_Job_
Collect every line that includes the string "image".

____ Dataset entries

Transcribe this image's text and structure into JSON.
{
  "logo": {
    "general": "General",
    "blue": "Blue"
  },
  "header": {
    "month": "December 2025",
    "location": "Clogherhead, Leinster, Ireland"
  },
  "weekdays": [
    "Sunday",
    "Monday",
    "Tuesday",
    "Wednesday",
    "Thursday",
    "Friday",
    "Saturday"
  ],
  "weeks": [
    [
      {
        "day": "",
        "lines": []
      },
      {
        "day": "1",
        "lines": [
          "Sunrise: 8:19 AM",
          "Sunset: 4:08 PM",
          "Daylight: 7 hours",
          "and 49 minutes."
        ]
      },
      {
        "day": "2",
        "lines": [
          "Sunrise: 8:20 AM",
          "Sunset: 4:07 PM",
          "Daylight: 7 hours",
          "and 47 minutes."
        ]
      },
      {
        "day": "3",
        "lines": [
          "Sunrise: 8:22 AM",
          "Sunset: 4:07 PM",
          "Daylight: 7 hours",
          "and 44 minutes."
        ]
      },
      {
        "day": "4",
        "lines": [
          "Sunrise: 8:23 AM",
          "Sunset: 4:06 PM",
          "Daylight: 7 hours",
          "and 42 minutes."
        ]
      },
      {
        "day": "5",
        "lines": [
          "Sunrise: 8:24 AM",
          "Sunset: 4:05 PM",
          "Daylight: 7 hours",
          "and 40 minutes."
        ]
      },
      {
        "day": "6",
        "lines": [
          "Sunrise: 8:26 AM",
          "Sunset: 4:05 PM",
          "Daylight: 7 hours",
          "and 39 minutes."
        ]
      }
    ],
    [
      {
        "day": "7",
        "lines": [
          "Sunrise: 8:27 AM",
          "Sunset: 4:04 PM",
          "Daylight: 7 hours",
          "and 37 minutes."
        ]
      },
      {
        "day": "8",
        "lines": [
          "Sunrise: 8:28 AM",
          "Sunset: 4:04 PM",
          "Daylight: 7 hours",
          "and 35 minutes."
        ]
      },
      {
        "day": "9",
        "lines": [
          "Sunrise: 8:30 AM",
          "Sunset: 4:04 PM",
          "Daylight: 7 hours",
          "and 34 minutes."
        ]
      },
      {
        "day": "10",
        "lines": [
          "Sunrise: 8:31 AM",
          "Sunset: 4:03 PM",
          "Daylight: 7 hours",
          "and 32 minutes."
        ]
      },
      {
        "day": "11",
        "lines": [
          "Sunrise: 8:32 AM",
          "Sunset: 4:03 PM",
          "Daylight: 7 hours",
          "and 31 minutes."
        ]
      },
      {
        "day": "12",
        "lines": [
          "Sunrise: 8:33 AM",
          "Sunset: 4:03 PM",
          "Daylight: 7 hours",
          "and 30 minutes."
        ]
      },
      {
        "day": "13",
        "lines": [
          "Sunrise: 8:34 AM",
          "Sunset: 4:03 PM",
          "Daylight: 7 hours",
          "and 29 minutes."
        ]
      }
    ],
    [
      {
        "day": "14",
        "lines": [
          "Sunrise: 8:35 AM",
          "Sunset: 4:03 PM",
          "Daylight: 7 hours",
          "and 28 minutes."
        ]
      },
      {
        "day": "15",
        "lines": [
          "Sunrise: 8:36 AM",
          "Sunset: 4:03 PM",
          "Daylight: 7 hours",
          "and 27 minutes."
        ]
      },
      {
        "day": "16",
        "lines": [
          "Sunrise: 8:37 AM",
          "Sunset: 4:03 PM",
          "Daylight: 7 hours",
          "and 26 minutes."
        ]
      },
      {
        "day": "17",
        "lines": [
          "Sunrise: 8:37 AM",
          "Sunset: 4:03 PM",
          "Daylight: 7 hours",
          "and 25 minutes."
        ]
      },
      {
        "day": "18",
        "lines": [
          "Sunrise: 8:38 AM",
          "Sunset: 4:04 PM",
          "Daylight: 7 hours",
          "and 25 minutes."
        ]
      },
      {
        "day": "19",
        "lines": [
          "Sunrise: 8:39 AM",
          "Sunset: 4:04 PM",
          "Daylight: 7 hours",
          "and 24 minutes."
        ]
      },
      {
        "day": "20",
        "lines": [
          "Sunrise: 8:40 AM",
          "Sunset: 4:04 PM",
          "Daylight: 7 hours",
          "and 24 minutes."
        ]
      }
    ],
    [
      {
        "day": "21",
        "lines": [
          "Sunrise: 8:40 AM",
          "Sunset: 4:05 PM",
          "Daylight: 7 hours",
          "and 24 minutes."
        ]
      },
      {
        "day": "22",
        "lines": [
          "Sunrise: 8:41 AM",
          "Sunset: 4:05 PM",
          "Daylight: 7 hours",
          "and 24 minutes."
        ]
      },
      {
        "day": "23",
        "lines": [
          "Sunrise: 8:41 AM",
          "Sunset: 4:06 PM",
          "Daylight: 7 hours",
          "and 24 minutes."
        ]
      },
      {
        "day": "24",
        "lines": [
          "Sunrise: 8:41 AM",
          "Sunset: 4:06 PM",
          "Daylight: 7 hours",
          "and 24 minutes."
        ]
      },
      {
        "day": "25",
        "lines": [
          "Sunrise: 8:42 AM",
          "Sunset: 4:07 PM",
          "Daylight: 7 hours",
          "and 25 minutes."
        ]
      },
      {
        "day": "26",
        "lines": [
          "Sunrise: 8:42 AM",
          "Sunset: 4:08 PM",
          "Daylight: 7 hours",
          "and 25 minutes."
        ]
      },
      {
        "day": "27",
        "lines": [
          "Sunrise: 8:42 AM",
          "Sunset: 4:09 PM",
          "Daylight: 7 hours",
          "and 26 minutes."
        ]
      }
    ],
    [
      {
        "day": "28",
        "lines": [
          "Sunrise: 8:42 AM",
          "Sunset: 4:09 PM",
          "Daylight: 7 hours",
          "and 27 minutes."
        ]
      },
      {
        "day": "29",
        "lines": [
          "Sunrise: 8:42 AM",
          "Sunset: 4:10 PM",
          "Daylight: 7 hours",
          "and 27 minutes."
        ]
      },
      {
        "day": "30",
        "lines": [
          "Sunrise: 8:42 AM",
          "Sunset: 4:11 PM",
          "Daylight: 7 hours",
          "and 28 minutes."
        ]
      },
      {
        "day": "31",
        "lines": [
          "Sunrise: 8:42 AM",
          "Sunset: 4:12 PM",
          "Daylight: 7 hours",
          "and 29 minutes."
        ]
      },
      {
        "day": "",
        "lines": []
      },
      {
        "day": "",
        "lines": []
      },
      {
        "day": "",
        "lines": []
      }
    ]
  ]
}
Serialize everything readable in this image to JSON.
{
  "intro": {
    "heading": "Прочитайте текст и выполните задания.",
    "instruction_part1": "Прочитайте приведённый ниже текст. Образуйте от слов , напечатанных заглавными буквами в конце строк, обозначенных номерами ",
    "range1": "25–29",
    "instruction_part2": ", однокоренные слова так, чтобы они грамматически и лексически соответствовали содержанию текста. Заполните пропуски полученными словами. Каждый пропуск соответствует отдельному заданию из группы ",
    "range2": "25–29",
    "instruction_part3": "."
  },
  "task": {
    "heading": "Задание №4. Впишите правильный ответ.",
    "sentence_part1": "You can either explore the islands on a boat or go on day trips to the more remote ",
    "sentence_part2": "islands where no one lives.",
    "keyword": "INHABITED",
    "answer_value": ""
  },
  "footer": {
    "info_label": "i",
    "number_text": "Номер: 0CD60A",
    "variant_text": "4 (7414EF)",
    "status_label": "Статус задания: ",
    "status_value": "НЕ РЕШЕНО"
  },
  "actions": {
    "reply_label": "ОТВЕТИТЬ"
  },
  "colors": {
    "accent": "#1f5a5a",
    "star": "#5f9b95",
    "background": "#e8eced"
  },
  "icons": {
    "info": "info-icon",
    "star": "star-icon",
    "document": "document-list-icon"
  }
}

________

_Output of the task_
Transcribe this image's text and structure into JSON.
Serialize everything readable in this image to JSON.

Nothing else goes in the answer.